▸ **Written request**
Scan the data for "World" and copy the lines it appears in.

▸ **Records**
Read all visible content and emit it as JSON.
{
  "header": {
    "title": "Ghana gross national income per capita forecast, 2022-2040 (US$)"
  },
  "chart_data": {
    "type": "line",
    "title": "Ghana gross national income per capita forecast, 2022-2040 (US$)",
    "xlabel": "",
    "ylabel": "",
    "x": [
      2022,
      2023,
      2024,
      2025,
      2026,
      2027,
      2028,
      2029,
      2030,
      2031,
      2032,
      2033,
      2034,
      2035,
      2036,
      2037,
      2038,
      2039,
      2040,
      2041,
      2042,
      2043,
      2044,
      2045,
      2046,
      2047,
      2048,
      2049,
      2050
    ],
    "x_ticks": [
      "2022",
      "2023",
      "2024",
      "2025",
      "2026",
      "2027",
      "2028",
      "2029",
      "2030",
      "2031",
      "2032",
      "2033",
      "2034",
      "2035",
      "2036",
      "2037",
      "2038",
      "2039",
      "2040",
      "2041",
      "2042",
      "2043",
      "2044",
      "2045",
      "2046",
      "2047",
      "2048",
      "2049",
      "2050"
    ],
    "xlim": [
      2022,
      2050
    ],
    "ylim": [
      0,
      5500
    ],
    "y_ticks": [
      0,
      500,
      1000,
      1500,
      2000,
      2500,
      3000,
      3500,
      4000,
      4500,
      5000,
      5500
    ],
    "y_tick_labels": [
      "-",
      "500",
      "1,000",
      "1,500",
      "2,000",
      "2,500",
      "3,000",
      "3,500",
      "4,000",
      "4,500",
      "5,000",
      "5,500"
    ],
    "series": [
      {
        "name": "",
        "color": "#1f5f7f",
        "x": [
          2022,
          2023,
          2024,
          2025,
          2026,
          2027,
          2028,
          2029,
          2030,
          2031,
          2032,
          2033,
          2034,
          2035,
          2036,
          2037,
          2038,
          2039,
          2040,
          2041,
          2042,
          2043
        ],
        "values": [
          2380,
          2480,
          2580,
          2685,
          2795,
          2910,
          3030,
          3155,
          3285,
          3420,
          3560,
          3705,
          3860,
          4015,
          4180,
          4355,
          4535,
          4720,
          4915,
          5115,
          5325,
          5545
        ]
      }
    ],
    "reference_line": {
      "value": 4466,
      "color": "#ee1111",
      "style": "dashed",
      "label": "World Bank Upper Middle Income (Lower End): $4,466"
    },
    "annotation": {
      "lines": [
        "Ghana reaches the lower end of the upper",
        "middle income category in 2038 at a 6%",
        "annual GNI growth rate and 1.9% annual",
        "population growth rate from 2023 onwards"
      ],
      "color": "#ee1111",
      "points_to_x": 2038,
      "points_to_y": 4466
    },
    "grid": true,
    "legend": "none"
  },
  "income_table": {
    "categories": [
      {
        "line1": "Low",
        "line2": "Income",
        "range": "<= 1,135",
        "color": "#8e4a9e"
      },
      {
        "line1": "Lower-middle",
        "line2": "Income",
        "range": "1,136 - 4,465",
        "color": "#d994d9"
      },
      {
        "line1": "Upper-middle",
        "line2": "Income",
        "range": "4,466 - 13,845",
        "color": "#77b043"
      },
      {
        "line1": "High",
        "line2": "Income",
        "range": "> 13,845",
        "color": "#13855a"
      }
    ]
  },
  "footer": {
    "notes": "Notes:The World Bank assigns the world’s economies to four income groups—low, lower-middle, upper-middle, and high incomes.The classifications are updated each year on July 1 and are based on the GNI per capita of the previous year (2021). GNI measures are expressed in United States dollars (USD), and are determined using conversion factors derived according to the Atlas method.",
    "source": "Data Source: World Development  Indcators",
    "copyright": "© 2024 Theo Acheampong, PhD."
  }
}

▸ **Expected answer**
      "label": "World Bank Upper Middle Income (Lower End): $4,466"
    "notes": "Notes:The World Bank assigns the world’s economies to four income groups—low, lower-middle, upper-middle, and high incomes.The classifications are updated each year on July 1 and are based on the GNI per capita of the previous year (2021). GNI measures are expressed in United States dollars (USD), and are determined using conversion factors derived according to the Atlas method.",
    "source": "Data Source: World Development  Indcators",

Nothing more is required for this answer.